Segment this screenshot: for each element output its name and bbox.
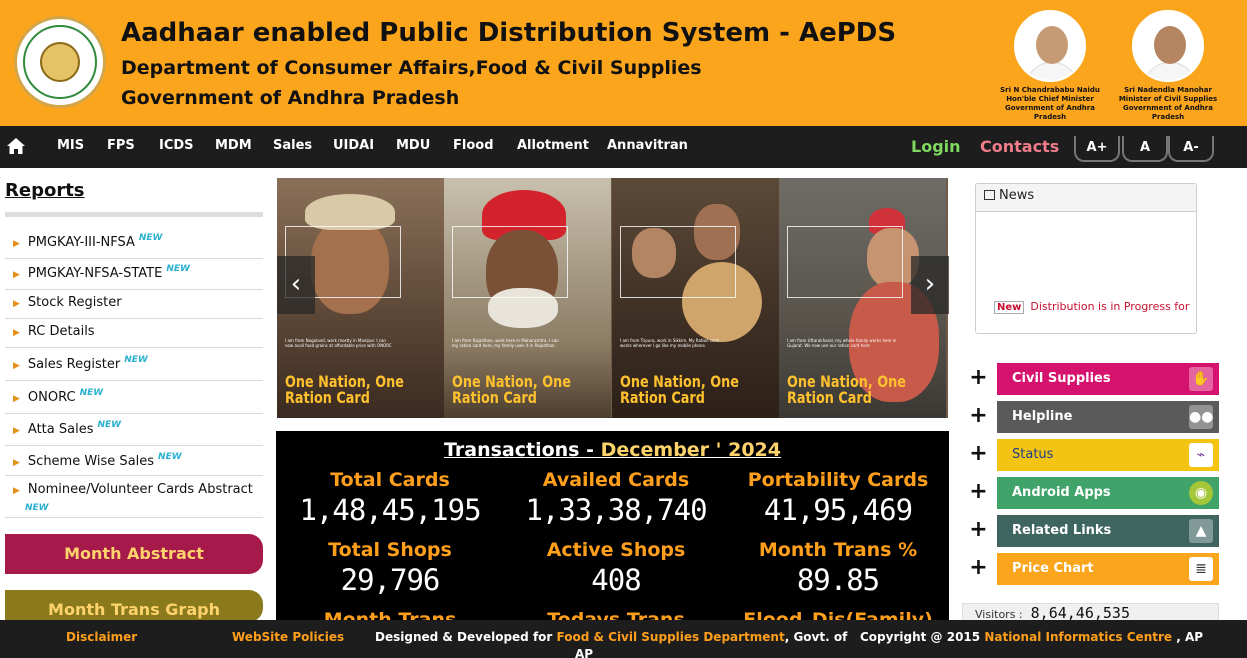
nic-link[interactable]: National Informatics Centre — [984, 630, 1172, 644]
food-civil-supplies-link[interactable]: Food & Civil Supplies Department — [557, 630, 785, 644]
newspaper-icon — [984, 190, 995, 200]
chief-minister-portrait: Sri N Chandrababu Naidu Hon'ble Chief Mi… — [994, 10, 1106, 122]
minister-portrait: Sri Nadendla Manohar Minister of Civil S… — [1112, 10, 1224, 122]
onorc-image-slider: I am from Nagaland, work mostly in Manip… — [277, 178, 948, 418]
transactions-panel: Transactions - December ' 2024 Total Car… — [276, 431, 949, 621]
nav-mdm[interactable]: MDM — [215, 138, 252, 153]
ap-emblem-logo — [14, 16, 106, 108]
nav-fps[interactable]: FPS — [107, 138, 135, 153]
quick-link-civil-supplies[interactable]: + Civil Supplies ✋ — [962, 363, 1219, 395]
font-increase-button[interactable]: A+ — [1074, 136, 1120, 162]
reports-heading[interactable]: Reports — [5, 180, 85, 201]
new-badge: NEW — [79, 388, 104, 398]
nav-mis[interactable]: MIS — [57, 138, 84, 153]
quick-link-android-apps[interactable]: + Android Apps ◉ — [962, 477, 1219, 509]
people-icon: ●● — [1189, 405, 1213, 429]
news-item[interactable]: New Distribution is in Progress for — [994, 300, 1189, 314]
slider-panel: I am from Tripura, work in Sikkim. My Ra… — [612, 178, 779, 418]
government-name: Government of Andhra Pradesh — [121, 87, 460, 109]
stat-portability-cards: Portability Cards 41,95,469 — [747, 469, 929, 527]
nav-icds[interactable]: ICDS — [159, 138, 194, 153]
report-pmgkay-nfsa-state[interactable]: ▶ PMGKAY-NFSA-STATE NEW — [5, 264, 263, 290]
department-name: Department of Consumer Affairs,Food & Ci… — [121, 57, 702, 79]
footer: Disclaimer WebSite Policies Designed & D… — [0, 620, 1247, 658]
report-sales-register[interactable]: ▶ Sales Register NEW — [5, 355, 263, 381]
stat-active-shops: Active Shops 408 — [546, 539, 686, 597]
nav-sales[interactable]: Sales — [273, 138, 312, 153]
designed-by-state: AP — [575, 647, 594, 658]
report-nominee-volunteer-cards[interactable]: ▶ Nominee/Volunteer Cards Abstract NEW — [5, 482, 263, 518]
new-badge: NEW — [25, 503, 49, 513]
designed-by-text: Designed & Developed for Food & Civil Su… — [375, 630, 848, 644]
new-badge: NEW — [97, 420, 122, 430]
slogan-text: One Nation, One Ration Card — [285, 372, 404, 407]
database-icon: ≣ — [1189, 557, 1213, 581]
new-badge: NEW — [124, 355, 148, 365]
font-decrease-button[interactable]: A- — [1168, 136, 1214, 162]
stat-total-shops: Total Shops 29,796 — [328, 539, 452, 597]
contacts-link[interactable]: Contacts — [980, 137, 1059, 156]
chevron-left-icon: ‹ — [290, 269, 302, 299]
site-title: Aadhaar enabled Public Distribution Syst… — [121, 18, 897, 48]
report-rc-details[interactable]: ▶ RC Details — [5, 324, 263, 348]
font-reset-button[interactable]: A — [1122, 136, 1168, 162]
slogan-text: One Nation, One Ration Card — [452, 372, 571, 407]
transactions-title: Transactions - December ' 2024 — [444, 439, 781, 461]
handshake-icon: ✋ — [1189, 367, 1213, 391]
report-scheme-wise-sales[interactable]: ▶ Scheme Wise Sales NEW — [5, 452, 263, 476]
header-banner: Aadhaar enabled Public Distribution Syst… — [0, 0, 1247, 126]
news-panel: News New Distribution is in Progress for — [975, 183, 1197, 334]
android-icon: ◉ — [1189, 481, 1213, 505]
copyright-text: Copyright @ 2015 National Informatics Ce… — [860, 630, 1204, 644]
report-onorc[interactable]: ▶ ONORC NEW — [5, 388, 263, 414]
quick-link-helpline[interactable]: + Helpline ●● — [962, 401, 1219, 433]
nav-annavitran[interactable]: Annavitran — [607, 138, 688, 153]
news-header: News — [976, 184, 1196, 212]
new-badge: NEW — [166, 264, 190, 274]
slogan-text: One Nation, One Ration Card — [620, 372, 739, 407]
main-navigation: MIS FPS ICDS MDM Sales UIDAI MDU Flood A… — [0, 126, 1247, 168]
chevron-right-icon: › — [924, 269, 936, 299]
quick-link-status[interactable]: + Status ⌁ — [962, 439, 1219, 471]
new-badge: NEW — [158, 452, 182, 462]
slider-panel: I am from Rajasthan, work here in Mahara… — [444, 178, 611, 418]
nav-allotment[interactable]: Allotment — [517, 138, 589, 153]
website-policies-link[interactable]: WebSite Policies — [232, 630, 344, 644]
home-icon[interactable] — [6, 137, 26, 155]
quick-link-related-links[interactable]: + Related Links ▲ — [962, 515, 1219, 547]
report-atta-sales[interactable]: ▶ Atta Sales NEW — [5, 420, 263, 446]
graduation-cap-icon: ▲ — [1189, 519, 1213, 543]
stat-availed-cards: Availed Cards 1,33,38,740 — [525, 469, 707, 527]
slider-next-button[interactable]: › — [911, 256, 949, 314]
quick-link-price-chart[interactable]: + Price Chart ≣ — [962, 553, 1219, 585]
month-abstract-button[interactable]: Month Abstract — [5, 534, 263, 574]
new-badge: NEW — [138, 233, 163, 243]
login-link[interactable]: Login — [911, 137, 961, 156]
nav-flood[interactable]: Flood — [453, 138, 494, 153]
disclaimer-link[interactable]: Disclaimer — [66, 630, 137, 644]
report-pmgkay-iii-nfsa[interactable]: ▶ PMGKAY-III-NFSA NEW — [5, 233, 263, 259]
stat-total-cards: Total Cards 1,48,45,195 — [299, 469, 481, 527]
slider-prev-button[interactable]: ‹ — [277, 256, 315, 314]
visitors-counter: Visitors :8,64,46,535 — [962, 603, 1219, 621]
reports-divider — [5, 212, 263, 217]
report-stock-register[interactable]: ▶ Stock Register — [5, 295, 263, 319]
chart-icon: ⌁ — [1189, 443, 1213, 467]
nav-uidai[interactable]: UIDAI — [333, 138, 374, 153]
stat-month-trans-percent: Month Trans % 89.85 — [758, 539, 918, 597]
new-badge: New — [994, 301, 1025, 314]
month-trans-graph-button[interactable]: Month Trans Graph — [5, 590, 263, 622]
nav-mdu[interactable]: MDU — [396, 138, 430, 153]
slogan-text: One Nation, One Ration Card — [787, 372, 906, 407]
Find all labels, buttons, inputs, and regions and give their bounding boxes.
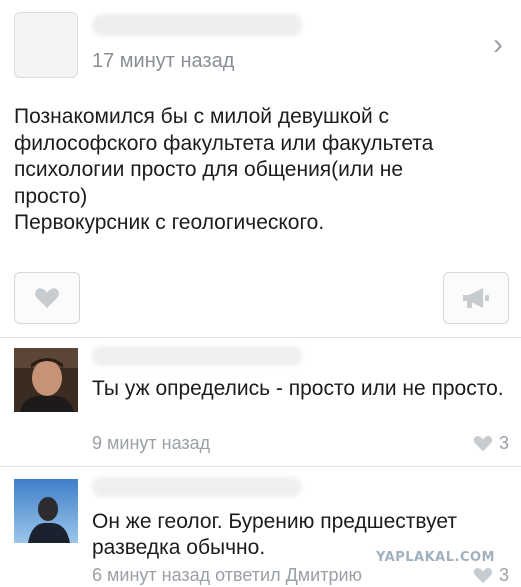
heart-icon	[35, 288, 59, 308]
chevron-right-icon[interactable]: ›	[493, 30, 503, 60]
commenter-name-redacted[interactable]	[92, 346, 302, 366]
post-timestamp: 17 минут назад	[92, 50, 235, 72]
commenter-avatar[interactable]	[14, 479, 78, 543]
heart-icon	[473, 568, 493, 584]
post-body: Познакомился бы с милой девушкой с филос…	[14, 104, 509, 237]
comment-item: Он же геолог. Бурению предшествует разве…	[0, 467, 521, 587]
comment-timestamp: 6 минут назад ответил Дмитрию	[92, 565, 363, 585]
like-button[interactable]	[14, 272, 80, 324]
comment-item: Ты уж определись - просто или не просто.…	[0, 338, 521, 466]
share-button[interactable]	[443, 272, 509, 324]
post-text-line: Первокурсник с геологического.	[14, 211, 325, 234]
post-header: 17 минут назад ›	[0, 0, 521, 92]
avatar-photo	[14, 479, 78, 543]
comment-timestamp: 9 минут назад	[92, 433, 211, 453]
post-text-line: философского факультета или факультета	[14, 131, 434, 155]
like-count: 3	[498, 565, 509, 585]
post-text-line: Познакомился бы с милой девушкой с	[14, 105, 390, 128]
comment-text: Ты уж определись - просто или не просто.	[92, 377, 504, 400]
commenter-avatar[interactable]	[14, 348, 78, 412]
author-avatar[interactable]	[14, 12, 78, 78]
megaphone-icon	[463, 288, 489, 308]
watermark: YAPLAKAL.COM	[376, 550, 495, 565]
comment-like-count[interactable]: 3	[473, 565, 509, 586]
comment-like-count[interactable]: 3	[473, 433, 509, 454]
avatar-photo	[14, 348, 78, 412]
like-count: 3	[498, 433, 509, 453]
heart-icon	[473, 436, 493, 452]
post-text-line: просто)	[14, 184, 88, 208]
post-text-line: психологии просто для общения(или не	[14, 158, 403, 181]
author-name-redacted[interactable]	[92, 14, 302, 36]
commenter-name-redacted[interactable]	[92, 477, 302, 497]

TASK GOAL: Reproduce the lines from the one containing "nic-link[interactable]: National Informatics" through the one containing "newspaper-icon — [984, 190, 995, 200]", substituting "Office" for "Department" and leaving everything else unchanged.

EXERCISE RESPONSE:
nic-link[interactable]: National Informatics Centre — [984, 630, 1172, 644]
food-civil-supplies-link[interactable]: Food & Civil Supplies Office — [557, 630, 785, 644]
newspaper-icon — [984, 190, 995, 200]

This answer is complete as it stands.